BEGIN

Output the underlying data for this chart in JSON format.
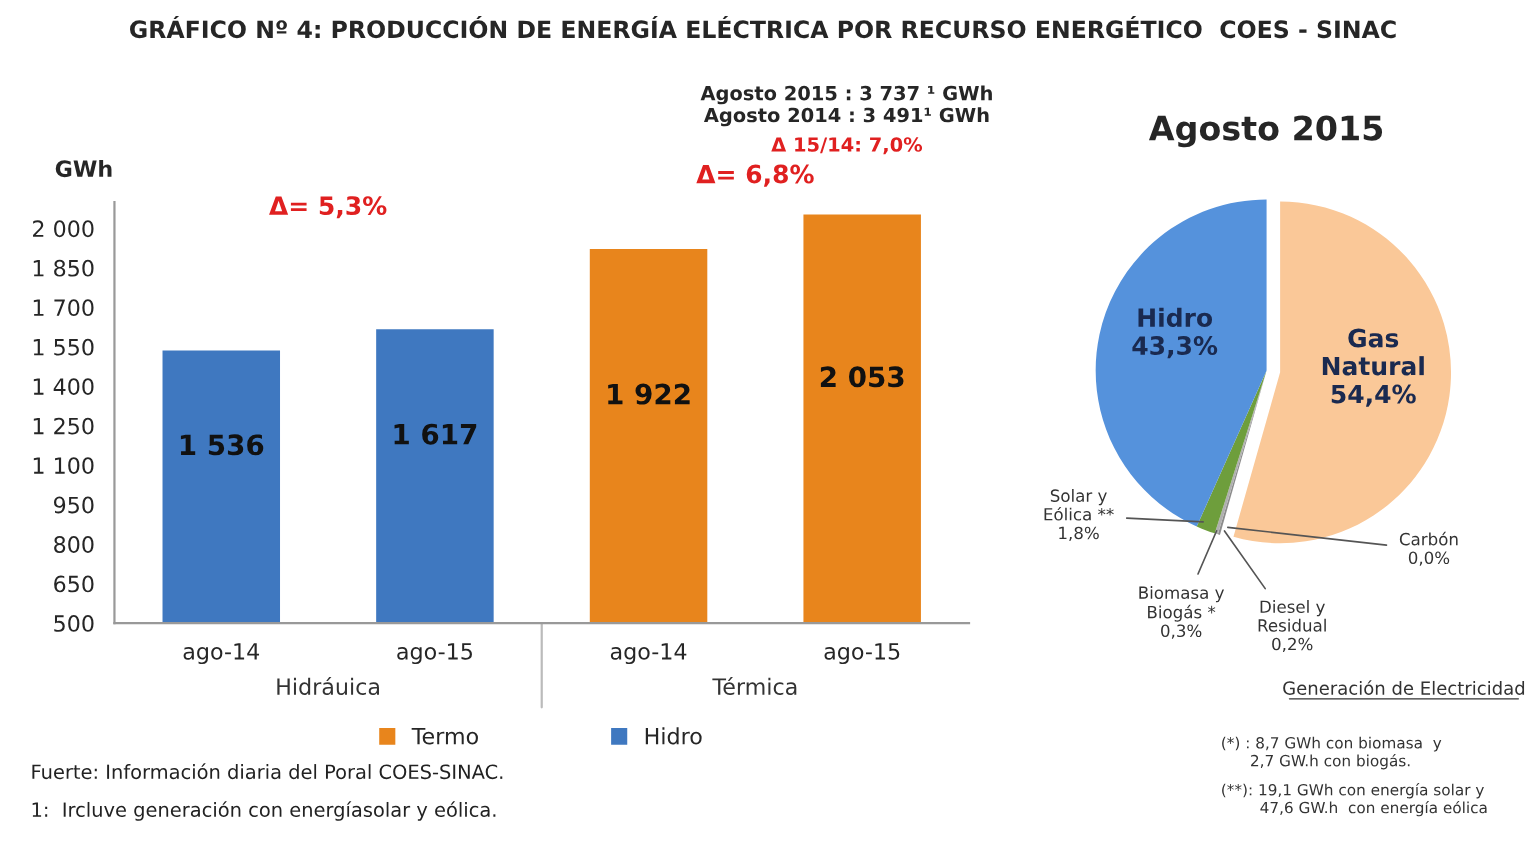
{
  "chart_data": [
    {
      "type": "bar",
      "title": "GRÁFICO Nº 4: PRODUCCIÓN DE ENERGÍA ELÉCTRICA POR RECURSO ENERGÉTICO  COES - SINAC",
      "subtitle": "Agosto 2015 : 3 737 ¹ GWh\nAgosto 2014 : 3 491¹ GWh",
      "ylabel": "GWh",
      "categories": [
        "ago-14",
        "ago-15",
        "ago-14",
        "ago-15"
      ],
      "series": [
        {
          "name": "Termo",
          "color": "#e8851c",
          "values": [
            null,
            null,
            1922,
            2053
          ],
          "value_labels": [
            null,
            null,
            "1 922",
            "2 053"
          ]
        },
        {
          "name": "Hidro",
          "color": "#3f78c0",
          "values": [
            1536,
            1617,
            null,
            null
          ],
          "value_labels": [
            "1 536",
            "1 617",
            null,
            null
          ]
        }
      ],
      "ylim": [
        500,
        2100
      ],
      "yticks": [
        {
          "value": 500,
          "label": "500"
        },
        {
          "value": 650,
          "label": "650"
        },
        {
          "value": 800,
          "label": "800"
        },
        {
          "value": 950,
          "label": "950"
        },
        {
          "value": 1100,
          "label": "1 100"
        },
        {
          "value": 1250,
          "label": "1 250"
        },
        {
          "value": 1400,
          "label": "1 400"
        },
        {
          "value": 1550,
          "label": "1 550"
        },
        {
          "value": 1700,
          "label": "1 700"
        },
        {
          "value": 1850,
          "label": "1 850"
        },
        {
          "value": 2000,
          "label": "2 000"
        }
      ],
      "annotations": [
        "Δ 15/14: 7,0%",
        "Δ= 5,3%",
        "Δ= 6,8%",
        "Hidráuica",
        "Térmica",
        "Fuerte: Información diaria del Poral COES-SINAC.",
        "1:  Ircluve generación con energíasolar y eólica."
      ],
      "legend": "bottom",
      "grid": false
    },
    {
      "type": "pie",
      "title": "Agosto 2015",
      "categories": [
        "Gas\nNatural",
        "Carbón",
        "Diesel y\nResidual",
        "Biomasa y\nBiogás *",
        "Solar y\nEólica **",
        "Hidro"
      ],
      "values": [
        54.4,
        0.0,
        0.2,
        0.3,
        1.8,
        43.3
      ],
      "value_labels": [
        "54,4%",
        "0,0%",
        "0,2%",
        "0,3%",
        "1,8%",
        "43,3%"
      ],
      "colors": [
        "#fac898",
        "#404040",
        "#8c8c8c",
        "#b0b0b0",
        "#6e9e3c",
        "#5592dc"
      ],
      "annotations": [
        "Generación de Electricidad",
        "(*) : 8,7 GWh con biomasa  y\n      2,7 GW.h con biogás.",
        "(**): 19,1 GWh con energía solar y\n        47,6 GW.h  con energía eólica"
      ]
    }
  ]
}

END

* STATED PROBLEM
Return each line where "SINAC" shows up.

* RESULT FOR THIS EXERCISE
      "title": "GRÁFICO Nº 4: PRODUCCIÓN DE ENERGÍA ELÉCTRICA POR RECURSO ENERGÉTICO  COES - SINAC",
        "Fuerte: Información diaria del Poral COES-SINAC.",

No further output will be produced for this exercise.